-- Begin --
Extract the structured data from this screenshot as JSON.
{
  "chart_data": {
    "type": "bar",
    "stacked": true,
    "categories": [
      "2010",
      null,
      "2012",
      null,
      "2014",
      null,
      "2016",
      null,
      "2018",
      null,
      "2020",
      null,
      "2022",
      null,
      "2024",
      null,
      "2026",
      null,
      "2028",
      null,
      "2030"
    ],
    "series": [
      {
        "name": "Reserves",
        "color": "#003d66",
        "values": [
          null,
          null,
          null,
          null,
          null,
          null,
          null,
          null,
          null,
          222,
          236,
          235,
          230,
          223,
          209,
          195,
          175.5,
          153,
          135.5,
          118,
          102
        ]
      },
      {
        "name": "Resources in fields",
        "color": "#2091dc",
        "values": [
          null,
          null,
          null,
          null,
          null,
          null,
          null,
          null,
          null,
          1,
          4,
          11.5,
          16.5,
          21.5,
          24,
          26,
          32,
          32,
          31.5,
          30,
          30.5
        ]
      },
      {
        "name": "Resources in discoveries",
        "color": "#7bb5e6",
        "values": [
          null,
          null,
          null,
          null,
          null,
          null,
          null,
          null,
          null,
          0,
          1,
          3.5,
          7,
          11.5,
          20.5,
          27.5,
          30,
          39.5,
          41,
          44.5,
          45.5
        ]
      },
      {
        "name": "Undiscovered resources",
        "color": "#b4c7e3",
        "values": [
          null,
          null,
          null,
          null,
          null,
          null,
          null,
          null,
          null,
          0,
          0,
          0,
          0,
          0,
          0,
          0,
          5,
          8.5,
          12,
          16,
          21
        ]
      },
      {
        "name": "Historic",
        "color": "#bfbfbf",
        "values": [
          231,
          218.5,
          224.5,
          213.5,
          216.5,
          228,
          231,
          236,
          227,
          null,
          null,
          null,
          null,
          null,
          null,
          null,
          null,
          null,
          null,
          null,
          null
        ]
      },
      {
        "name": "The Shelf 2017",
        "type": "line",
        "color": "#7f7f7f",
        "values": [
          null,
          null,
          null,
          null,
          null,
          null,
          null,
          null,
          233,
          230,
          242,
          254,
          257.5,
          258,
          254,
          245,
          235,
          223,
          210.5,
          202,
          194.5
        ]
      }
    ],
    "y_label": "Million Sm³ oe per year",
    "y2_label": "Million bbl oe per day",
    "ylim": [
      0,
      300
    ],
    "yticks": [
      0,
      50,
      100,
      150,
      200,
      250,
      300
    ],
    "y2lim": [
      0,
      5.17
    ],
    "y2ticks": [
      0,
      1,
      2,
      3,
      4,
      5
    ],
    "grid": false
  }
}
-- End --
What this task involves:
Reproduce each line verbatim.

Final answer:
Extract the structured data from this screenshot as JSON.
{
  "chart_data": {
    "type": "bar",
    "stacked": true,
    "categories": [
      "2010",
      null,
      "2012",
      null,
      "2014",
      null,
      "2016",
      null,
      "2018",
      null,
      "2020",
      null,
      "2022",
      null,
      "2024",
      null,
      "2026",
      null,
      "2028",
      null,
      "2030"
    ],
    "series": [
      {
        "name": "Reserves",
        "color": "#003d66",
        "values": [
          null,
          null,
          null,
          null,
          null,
          null,
          null,
          null,
          null,
          222,
          236,
          235,
          230,
          223,
          209,
          195,
          175.5,
          153,
          135.5,
          118,
          102
        ]
      },
      {
        "name": "Resources in fields",
        "color": "#2091dc",
        "values": [
          null,
          null,
          null,
          null,
          null,
          null,
          null,
          null,
          null,
          1,
          4,
          11.5,
          16.5,
          21.5,
          24,
          26,
          32,
          32,
          31.5,
          30,
          30.5
        ]
      },
      {
        "name": "Resources in discoveries",
        "color": "#7bb5e6",
        "values": [
          null,
          null,
          null,
          null,
          null,
          null,
          null,
          null,
          null,
          0,
          1,
          3.5,
          7,
          11.5,
          20.5,
          27.5,
          30,
          39.5,
          41,
          44.5,
          45.5
        ]
      },
      {
        "name": "Undiscovered resources",
        "color": "#b4c7e3",
        "values": [
          null,
          null,
          null,
          null,
          null,
          null,
          null,
          null,
          null,
          0,
          0,
          0,
          0,
          0,
          0,
          0,
          5,
          8.5,
          12,
          16,
          21
        ]
      },
      {
        "name": "Historic",
        "color": "#bfbfbf",
        "values": [
          231,
          218.5,
          224.5,
          213.5,
          216.5,
          228,
          231,
          236,
          227,
          null,
          null,
          null,
          null,
          null,
          null,
          null,
          null,
          null,
          null,
          null,
          null
        ]
      },
      {
        "name": "The Shelf 2017",
        "type": "line",
        "color": "#7f7f7f",
        "values": [
          null,
          null,
          null,
          null,
          null,
          null,
          null,
          null,
          233,
          230,
          242,
          254,
          257.5,
          258,
          254,
          245,
          235,
          223,
          210.5,
          202,
          194.5
        ]
      }
    ],
    "y_label": "Million Sm³ oe per year",
    "y2_label": "Million bbl oe per day",
    "ylim": [
      0,
      300
    ],
    "yticks": [
      0,
      50,
      100,
      150,
      200,
      250,
      300
    ],
    "y2lim": [
      0,
      5.17
    ],
    "y2ticks": [
      0,
      1,
      2,
      3,
      4,
      5
    ],
    "grid": false
  }
}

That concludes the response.